* TASK TO CARRY OUT
Go through each line of the records below and count those with the word "Digte". Give only the count.

* Stored items from a collection
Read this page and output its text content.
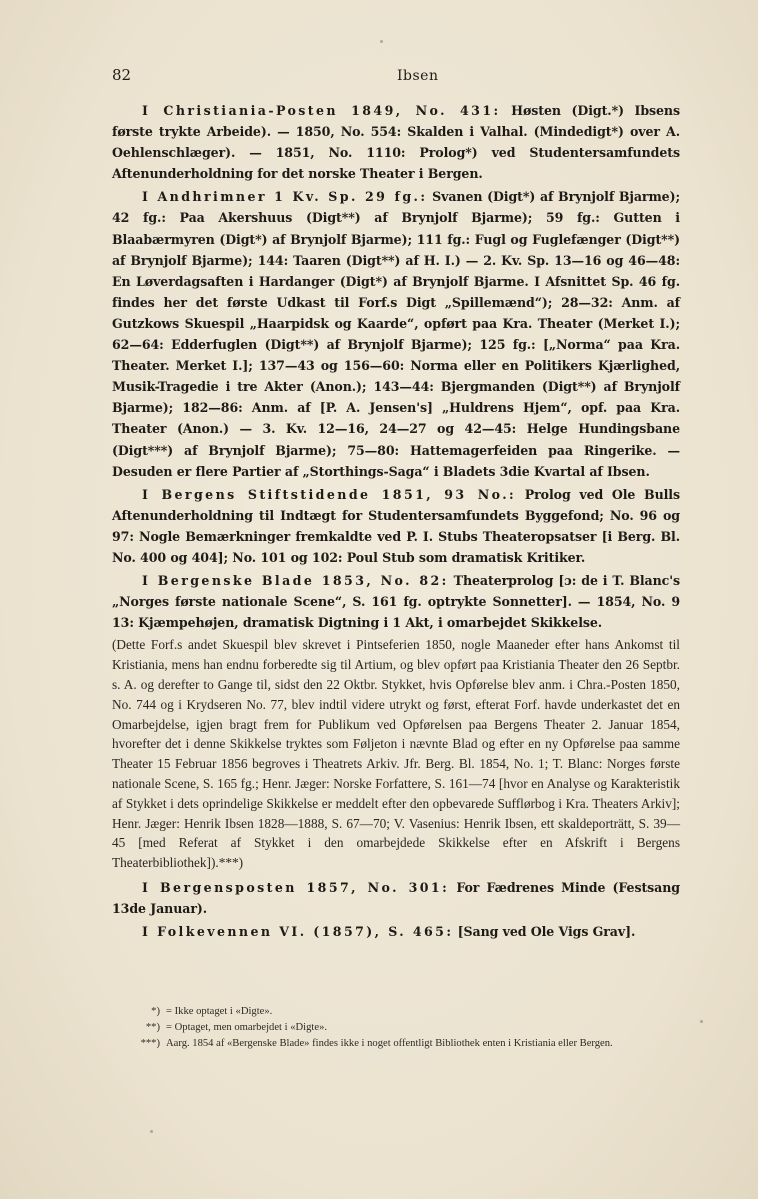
82	Ibsen

I Christiania-Posten 1849, No. 431: Høsten (Digt.*) Ibsens første trykte Arbeide). — 1850, No. 554: Skalden i Valhal. (Mindedigt*) over A. Oehlenschlæger). — 1851, No. 1110: Prolog*) ved Studentersamfundets Aftenunderholdning for det norske Theater i Bergen.

I Andhrimner 1 Kv. Sp. 29 fg.: Svanen (Digt*) af Brynjolf Bjarme); 42 fg.: Paa Akershuus (Digt**) af Brynjolf Bjarme); 59 fg.: Gutten i Blaabærmyren (Digt*) af Brynjolf Bjarme); 111 fg.: Fugl og Fuglefænger (Digt**) af Brynjolf Bjarme); 144: Taaren (Digt**) af H. I.) — 2. Kv. Sp. 13—16 og 46—48: En Løverdagsaften i Hardanger (Digt*) af Brynjolf Bjarme. I Afsnittet Sp. 46 fg. findes her det første Udkast til Forf.s Digt „Spillemænd“); 28—32: Anm. af Gutzkows Skuespil „Haarpidsk og Kaarde“, opført paa Kra. Theater (Merket I.); 62—64: Edderfuglen (Digt**) af Brynjolf Bjarme); 125 fg.: [„Norma“ paa Kra. Theater. Merket I.]; 137—43 og 156—60: Norma eller en Politikers Kjærlighed, Musik-Tragedie i tre Akter (Anon.); 143—44: Bjergmanden (Digt**) af Brynjolf Bjarme); 182—86: Anm. af [P. A. Jensen's] „Huldrens Hjem“, opf. paa Kra. Theater (Anon.) — 3. Kv. 12—16, 24—27 og 42—45: Helge Hundingsbane (Digt***) af Brynjolf Bjarme); 75—80: Hattemagerfeiden paa Ringerike. — Desuden er flere Partier af „Storthings-Saga“ i Bladets 3die Kvartal af Ibsen.

I Bergens Stiftstidende 1851, 93 No.: Prolog ved Ole Bulls Aftenunderholdning til Indtægt for Studentersamfundets Byggefond; No. 96 og 97: Nogle Bemærkninger fremkaldte ved P. I. Stubs Theateropsatser [i Berg. Bl. No. 400 og 404]; No. 101 og 102: Poul Stub som dramatisk Kritiker.

I Bergenske Blade 1853, No. 82: Theaterprolog [ɔ: de i T. Blanc's „Norges første nationale Scene“, S. 161 fg. optrykte Sonnetter]. — 1854, No. 9 13: Kjæmpehøjen, dramatisk Digtning i 1 Akt, i omarbejdet Skikkelse.

(Dette Forf.s andet Skuespil blev skrevet i Pintseferien 1850, nogle Maaneder efter hans Ankomst til Kristiania, mens han endnu forberedte sig til Artium, og blev opført paa Kristiania Theater den 26 Septbr. s. A. og derefter to Gange til, sidst den 22 Oktbr. Stykket, hvis Opførelse blev anm. i Chra.-Posten 1850, No. 744 og i Krydseren No. 77, blev indtil videre utrykt og først, efterat Forf. havde underkastet det en Omarbejdelse, igjen bragt frem for Publikum ved Opførelsen paa Bergens Theater 2. Januar 1854, hvorefter det i denne Skikkelse tryktes som Føljeton i nævnte Blad og efter en ny Opførelse paa samme Theater 15 Februar 1856 begroves i Theatrets Arkiv. Jfr. Berg. Bl. 1854, No. 1; T. Blanc: Norges første nationale Scene, S. 165 fg.; Henr. Jæger: Norske Forfattere, S. 161—74 [hvor en Analyse og Karakteristik af Stykket i dets oprindelige Skikkelse er meddelt efter den opbevarede Sufflørbog i Kra. Theaters Arkiv]; Henr. Jæger: Henrik Ibsen 1828—1888, S. 67—70; V. Vasenius: Henrik Ibsen, ett skaldeporträtt, S. 39—45 [med Referat af Stykket i den omarbejdede Skikkelse efter en Afskrift i Bergens Theaterbibliothek]).***)

I Bergensposten 1857, No. 301: For Fædrenes Minde (Festsang 13de Januar).

I Folkevennen VI. (1857), S. 465: [Sang ved Ole Vigs Grav].

*) = Ikke optaget i «Digte».
**) = Optaget, men omarbejdet i «Digte».
***) Aarg. 1854 af «Bergenske Blade» findes ikke i noget offentligt Bibliothek enten i Kristiania eller Bergen.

* RESPONSE TO THIS EXERCISE
2